Sort through the entries below and pull out lines containing the word "Oysters".

-- begin DATA EXTRACT --

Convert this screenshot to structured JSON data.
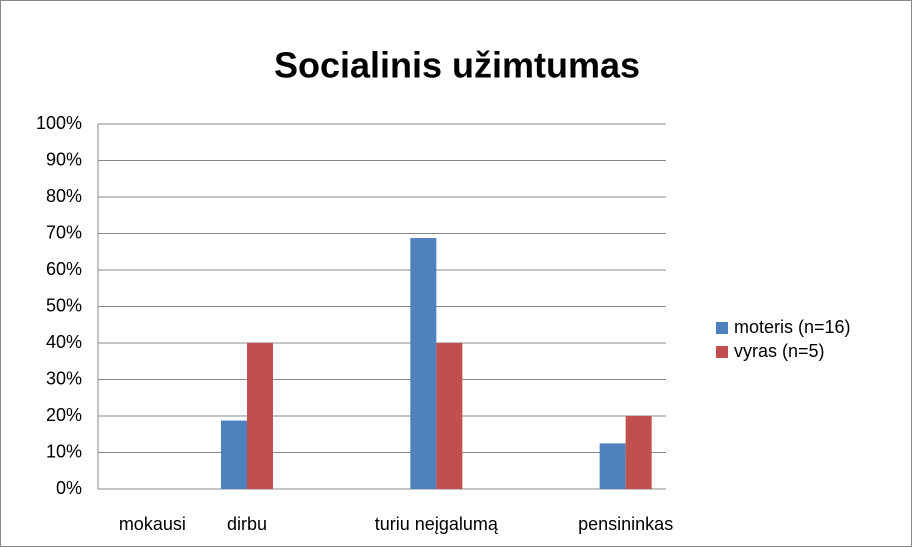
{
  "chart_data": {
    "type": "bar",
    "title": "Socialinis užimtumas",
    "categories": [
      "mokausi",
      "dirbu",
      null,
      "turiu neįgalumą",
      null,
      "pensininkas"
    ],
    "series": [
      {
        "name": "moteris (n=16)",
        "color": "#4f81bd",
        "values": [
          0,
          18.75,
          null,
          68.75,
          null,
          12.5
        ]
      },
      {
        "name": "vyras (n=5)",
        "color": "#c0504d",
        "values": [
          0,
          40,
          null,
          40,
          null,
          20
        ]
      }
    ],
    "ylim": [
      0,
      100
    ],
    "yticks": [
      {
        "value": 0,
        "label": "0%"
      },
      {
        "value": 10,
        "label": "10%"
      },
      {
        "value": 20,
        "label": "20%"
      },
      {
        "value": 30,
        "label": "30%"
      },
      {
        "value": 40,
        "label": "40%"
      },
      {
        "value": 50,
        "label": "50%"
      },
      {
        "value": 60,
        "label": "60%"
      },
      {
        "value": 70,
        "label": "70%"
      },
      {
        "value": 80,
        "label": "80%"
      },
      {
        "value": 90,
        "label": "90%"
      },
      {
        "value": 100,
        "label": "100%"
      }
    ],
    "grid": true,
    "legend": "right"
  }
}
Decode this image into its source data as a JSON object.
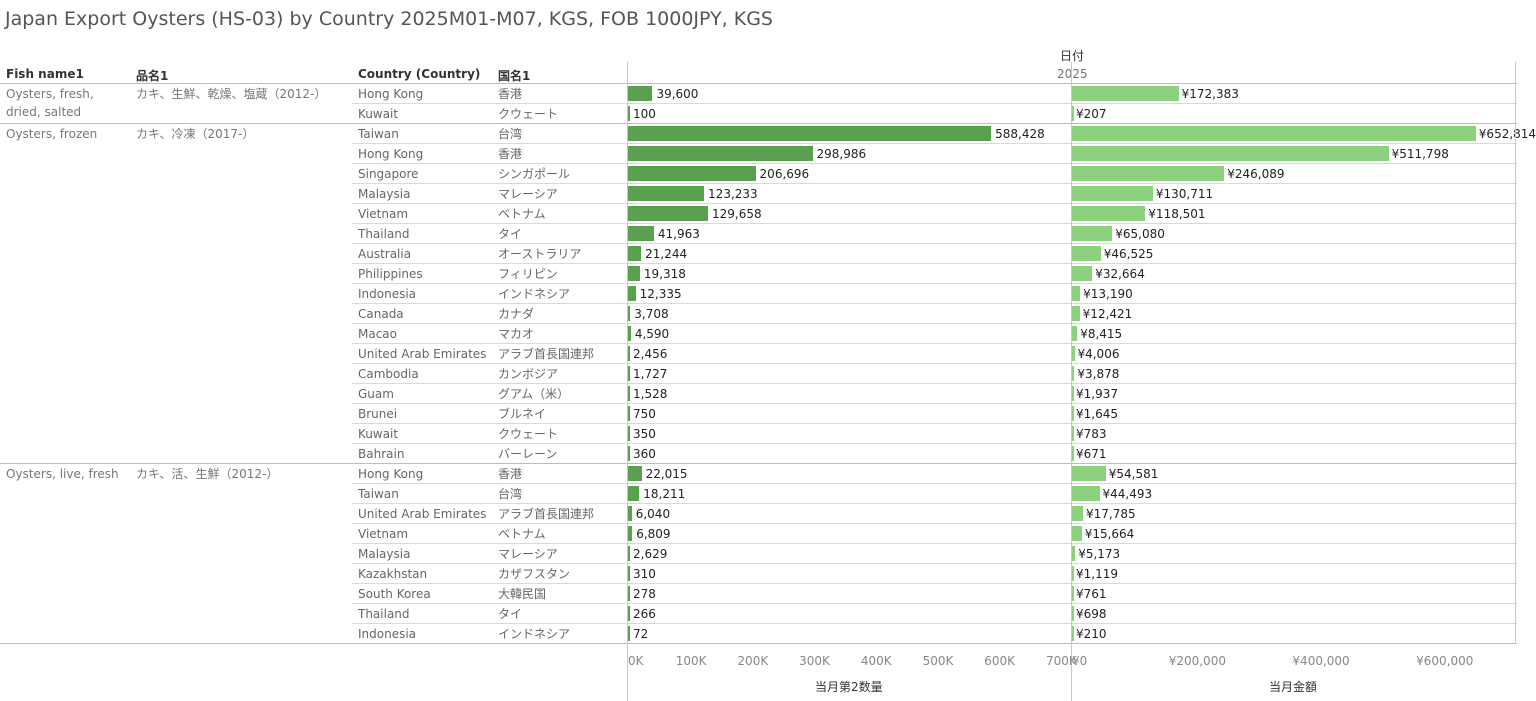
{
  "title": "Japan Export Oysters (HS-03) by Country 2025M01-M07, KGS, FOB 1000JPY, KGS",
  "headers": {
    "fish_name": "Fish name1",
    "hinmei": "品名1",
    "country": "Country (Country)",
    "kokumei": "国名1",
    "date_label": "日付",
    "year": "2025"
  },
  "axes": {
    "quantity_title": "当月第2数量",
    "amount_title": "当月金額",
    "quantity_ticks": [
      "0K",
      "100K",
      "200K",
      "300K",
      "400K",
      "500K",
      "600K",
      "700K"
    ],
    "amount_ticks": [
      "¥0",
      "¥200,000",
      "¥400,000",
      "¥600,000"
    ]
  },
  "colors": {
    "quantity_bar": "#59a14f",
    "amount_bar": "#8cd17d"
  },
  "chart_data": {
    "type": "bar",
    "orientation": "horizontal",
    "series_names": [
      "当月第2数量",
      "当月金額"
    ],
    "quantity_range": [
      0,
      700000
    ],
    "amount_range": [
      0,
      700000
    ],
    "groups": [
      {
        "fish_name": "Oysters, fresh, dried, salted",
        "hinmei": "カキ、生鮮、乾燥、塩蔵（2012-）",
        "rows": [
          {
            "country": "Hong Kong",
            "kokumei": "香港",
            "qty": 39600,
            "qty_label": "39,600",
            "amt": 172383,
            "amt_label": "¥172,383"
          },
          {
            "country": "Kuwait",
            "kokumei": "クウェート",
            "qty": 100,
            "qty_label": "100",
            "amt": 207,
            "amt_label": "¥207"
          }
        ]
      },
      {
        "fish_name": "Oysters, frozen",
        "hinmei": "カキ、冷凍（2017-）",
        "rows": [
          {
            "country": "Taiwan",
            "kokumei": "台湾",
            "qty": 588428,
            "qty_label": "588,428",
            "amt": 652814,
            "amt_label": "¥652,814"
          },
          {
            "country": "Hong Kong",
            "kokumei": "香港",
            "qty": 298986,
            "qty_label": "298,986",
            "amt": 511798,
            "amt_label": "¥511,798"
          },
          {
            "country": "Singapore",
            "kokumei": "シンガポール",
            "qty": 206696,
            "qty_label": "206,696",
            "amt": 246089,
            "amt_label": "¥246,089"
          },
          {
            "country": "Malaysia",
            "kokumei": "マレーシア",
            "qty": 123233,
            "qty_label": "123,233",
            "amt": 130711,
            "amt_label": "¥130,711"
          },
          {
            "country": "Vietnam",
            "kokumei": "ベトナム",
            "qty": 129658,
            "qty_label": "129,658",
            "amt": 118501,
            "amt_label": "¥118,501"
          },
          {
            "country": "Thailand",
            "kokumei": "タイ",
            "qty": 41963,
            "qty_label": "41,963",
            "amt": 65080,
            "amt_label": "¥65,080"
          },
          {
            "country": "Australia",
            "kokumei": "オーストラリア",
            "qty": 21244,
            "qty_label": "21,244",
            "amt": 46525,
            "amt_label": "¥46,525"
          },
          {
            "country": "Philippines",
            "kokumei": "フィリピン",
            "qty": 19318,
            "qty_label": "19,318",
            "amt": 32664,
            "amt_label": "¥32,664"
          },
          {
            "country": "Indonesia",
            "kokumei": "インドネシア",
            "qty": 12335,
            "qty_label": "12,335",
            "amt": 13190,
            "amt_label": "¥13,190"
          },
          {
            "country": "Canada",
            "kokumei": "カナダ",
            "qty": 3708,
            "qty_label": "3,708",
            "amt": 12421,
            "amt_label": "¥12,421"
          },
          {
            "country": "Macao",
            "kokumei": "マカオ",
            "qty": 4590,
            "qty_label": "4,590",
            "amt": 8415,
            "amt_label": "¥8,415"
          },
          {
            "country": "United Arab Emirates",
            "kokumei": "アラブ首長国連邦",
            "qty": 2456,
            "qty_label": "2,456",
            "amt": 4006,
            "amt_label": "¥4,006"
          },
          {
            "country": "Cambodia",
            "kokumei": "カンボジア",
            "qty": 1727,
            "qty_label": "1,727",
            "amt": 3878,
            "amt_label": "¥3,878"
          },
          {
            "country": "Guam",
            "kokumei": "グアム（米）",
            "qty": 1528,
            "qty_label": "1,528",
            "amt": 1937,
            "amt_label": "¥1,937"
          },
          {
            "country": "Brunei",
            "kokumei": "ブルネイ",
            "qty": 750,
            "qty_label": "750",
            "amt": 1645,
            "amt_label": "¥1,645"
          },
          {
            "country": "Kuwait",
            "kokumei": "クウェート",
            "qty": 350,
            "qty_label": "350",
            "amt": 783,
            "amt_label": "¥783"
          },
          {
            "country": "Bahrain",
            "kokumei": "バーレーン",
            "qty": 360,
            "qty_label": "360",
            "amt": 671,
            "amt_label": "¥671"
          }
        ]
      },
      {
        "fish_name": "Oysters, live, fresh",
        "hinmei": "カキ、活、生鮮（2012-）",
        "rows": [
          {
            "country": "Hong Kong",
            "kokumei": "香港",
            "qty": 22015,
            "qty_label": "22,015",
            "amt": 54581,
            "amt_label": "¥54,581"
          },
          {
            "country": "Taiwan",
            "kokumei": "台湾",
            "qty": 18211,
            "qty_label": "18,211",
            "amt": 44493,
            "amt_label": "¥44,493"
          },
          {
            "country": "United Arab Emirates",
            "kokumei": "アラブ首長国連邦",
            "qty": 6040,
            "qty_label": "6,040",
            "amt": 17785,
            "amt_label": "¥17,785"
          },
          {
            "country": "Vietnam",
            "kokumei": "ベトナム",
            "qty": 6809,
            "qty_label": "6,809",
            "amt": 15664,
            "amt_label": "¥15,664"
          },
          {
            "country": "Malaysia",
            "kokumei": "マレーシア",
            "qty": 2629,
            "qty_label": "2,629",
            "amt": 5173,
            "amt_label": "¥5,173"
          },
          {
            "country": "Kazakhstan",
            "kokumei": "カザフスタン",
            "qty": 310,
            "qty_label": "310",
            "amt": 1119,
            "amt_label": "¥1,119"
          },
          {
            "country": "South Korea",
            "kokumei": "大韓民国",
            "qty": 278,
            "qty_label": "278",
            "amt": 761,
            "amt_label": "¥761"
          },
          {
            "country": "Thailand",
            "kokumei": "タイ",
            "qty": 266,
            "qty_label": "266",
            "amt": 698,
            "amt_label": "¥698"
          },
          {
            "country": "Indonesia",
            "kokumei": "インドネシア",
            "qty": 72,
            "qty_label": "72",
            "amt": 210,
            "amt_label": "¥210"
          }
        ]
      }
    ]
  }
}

-- end DATA EXTRACT --
-- begin DATA EXTRACT --

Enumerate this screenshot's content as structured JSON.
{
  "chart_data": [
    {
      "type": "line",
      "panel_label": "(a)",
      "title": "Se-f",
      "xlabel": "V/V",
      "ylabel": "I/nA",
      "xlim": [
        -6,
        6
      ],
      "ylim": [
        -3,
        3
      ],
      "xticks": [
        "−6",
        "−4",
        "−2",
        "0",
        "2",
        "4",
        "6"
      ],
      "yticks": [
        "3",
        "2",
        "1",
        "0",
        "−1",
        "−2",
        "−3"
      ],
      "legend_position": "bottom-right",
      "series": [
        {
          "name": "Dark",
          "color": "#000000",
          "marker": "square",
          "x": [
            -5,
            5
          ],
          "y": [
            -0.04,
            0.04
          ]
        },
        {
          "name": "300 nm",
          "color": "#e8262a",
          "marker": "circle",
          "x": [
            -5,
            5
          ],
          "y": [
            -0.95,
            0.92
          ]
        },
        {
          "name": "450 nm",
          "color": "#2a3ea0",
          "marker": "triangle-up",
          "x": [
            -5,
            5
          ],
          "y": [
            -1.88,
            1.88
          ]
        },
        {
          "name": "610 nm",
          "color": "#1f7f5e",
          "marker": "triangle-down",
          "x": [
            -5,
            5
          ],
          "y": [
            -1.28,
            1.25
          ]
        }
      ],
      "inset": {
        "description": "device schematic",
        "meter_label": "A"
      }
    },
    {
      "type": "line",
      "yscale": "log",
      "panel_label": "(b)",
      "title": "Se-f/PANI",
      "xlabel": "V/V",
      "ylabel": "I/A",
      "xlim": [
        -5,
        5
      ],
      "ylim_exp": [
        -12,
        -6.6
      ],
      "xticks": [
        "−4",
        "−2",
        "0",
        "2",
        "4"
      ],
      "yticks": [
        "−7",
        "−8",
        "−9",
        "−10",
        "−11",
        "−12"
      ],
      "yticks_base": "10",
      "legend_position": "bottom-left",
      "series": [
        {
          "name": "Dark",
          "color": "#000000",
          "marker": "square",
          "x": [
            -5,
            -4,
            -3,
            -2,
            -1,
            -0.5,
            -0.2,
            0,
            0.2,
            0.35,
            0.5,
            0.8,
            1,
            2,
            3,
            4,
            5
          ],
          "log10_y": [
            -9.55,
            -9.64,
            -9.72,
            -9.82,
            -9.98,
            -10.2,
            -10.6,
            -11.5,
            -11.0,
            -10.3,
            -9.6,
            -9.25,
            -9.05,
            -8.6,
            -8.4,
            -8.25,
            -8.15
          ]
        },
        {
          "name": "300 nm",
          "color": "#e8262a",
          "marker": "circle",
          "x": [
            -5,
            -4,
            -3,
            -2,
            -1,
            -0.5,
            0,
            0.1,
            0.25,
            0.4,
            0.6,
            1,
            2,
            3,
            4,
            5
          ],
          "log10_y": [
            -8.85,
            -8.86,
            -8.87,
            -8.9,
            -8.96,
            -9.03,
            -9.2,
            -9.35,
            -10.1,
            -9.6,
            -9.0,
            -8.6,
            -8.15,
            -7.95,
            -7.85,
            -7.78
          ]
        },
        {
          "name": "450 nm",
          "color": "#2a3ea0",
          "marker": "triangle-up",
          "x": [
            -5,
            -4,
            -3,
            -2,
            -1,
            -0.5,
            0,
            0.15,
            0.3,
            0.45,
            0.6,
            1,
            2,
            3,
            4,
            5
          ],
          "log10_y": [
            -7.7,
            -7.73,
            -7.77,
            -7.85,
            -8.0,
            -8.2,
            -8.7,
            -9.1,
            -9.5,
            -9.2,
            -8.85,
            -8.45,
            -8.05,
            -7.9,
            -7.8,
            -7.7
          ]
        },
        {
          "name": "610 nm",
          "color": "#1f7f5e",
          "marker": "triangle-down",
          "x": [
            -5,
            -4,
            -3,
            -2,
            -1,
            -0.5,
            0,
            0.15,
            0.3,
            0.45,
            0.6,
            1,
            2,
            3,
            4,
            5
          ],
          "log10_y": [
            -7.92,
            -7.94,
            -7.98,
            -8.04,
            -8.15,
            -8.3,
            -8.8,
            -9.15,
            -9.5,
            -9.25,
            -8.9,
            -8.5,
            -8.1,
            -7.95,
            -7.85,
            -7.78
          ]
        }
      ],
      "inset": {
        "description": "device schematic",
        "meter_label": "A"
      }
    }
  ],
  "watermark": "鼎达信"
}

-- end DATA EXTRACT --
-- begin DATA EXTRACT --

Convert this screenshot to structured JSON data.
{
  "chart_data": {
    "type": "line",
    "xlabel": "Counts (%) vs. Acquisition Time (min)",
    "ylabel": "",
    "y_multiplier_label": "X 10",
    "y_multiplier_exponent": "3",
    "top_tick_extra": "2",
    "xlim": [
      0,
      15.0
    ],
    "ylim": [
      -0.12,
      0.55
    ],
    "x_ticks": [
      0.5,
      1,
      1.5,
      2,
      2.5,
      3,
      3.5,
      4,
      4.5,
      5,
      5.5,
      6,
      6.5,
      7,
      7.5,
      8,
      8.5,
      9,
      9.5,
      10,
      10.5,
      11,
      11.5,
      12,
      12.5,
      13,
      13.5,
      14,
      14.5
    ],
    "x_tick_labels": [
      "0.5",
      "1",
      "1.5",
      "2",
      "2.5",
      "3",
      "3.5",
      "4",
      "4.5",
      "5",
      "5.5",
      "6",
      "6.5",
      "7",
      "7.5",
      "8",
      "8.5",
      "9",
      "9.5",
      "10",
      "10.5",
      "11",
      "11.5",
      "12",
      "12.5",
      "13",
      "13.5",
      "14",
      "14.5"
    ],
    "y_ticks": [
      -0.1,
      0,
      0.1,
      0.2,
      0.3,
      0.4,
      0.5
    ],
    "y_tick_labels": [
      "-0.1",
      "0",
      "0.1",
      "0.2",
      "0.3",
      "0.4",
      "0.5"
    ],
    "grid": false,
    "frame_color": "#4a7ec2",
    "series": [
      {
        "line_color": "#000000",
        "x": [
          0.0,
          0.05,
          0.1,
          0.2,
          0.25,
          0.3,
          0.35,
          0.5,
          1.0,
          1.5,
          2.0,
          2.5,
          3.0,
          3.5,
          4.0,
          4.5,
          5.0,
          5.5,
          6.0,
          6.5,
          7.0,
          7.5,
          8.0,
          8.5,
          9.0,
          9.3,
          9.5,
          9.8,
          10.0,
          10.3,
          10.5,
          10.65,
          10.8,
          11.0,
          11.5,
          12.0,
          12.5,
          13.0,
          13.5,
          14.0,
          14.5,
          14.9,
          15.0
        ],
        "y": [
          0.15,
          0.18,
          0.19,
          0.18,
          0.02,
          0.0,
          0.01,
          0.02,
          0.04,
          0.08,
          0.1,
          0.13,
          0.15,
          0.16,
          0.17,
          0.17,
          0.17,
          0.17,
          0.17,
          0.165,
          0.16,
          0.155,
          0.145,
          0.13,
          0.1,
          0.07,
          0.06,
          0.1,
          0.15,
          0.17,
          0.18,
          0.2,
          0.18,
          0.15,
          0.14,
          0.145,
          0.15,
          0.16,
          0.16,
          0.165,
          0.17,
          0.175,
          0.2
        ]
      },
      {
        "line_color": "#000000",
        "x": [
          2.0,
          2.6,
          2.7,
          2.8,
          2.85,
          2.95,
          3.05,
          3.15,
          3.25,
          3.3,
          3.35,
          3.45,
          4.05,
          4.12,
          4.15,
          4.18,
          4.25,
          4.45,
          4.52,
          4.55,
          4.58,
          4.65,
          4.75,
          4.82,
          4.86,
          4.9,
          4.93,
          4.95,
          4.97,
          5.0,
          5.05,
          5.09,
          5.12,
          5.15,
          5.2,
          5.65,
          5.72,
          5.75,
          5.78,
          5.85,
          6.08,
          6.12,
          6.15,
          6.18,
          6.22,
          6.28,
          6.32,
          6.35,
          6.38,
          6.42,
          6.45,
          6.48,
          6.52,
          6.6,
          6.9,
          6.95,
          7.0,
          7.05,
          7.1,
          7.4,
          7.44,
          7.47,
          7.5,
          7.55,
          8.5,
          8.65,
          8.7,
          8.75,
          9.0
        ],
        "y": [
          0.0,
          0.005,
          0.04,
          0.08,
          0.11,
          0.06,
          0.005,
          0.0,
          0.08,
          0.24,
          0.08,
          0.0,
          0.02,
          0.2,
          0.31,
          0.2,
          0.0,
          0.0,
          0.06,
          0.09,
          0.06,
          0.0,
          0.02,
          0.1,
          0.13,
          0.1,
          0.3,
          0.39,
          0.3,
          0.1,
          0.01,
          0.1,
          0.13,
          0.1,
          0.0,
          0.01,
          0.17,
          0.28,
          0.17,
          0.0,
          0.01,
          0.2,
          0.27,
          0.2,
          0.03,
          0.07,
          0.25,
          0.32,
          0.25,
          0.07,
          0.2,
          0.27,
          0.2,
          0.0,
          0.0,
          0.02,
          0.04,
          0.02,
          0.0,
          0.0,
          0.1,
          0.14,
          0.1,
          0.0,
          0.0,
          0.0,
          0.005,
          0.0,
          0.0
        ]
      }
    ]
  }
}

-- end DATA EXTRACT --

**RESULT**:
  "title": "Japan Export Oysters (HS-03) by Country 2025M01-M07, KGS, FOB 1000JPY, KGS",
        "fish_name": "Oysters, fresh, dried, salted",
        "fish_name": "Oysters, frozen",
        "fish_name": "Oysters, live, fresh",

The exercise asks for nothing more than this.